= Exercise prompt =
Determine which lines contain the word "target", then copy those lines.

= Extracted data entries =
..........

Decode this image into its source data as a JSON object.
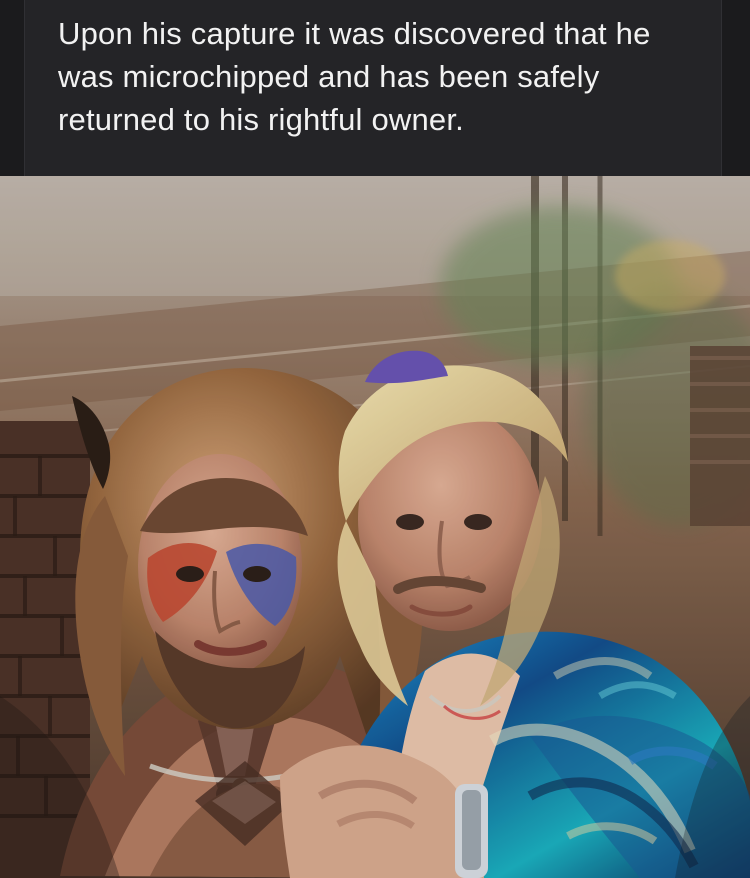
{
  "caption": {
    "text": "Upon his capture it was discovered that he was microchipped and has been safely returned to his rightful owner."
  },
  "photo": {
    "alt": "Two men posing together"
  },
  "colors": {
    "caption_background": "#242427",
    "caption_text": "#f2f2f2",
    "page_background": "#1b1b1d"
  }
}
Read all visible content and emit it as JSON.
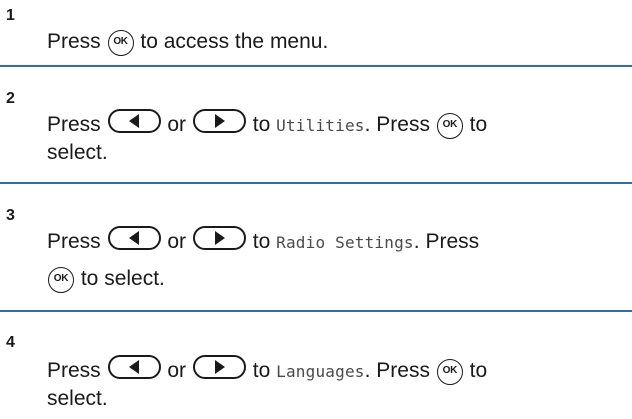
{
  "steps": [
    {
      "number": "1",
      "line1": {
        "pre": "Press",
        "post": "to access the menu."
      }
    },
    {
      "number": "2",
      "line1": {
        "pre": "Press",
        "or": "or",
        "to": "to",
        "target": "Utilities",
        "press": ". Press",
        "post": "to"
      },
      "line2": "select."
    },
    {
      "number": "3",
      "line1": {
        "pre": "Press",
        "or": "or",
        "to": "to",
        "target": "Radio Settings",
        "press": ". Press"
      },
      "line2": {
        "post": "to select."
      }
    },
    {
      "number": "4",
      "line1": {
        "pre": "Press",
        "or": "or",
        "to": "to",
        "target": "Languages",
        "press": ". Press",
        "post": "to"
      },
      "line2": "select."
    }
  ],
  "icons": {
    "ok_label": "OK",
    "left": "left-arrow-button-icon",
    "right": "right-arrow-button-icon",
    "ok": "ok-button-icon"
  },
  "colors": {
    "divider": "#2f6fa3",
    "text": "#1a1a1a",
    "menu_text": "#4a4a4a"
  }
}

..........

= Written response =
        "target": "Utilities",
        "target": "Radio Settings",
        "target": "Languages",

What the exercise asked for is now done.